Locate every line in the records below that holds the word "Bloomberg" and return each one.

[Begin]

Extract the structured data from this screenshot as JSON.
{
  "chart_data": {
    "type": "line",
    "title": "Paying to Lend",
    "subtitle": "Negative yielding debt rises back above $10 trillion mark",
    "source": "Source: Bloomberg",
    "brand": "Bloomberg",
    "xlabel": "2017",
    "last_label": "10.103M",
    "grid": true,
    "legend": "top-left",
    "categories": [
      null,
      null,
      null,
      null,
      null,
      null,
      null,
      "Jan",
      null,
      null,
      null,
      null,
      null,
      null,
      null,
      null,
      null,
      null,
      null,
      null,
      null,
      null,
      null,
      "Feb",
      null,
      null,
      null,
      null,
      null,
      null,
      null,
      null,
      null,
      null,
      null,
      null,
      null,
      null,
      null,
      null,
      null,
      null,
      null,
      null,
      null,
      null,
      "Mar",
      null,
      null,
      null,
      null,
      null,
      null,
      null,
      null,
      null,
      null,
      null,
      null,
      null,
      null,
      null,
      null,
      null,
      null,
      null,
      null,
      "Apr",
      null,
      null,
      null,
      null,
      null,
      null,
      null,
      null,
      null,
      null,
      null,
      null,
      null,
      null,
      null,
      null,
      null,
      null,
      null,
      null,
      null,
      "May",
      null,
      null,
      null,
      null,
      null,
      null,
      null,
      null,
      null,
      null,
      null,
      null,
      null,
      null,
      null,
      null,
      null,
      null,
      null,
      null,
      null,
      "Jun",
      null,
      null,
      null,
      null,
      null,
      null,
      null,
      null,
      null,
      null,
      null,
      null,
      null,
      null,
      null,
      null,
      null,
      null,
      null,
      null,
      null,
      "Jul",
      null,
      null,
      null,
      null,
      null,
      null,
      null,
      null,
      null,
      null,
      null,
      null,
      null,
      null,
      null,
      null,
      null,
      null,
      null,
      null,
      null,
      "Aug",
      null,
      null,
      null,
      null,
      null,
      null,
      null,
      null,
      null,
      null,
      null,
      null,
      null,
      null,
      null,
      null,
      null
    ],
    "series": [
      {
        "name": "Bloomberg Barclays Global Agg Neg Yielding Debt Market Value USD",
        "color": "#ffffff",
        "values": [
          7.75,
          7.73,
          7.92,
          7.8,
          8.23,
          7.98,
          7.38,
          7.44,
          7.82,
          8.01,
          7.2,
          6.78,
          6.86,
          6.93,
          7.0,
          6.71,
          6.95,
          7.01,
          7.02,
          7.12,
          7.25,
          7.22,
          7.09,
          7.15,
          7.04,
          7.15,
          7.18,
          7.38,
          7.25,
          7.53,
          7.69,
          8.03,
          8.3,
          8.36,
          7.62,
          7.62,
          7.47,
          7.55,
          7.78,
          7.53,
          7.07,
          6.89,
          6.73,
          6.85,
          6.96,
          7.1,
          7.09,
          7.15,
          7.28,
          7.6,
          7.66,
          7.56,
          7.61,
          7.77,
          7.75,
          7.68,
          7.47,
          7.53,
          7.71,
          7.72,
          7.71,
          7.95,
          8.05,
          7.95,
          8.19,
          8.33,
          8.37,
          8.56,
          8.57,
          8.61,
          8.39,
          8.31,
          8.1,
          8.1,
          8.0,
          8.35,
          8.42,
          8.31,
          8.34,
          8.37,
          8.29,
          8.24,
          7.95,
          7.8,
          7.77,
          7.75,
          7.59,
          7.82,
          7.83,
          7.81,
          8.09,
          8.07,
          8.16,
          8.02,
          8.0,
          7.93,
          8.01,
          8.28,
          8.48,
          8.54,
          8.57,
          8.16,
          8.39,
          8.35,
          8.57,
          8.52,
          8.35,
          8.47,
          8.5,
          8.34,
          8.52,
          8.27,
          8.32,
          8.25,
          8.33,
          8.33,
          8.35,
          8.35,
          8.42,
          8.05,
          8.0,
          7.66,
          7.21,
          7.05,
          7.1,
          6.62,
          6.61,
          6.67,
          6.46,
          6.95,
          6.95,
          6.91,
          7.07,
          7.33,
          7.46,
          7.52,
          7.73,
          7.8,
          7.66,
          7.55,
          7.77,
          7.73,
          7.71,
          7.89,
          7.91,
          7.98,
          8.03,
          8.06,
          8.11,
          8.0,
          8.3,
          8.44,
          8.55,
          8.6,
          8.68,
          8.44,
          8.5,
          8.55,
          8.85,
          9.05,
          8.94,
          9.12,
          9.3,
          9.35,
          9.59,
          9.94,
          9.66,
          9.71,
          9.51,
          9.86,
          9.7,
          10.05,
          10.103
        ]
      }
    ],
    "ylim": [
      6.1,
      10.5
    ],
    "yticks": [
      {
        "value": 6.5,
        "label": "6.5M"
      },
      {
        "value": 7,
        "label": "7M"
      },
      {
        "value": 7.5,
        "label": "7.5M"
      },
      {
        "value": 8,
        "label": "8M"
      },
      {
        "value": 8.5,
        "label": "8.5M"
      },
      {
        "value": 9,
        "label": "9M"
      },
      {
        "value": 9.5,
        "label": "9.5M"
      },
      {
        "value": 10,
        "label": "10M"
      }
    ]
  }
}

[End]

> [Solution for this exercise]
    "source": "Source: Bloomberg",
    "brand": "Bloomberg",
        "name": "Bloomberg Barclays Global Agg Neg Yielding Debt Market Value USD",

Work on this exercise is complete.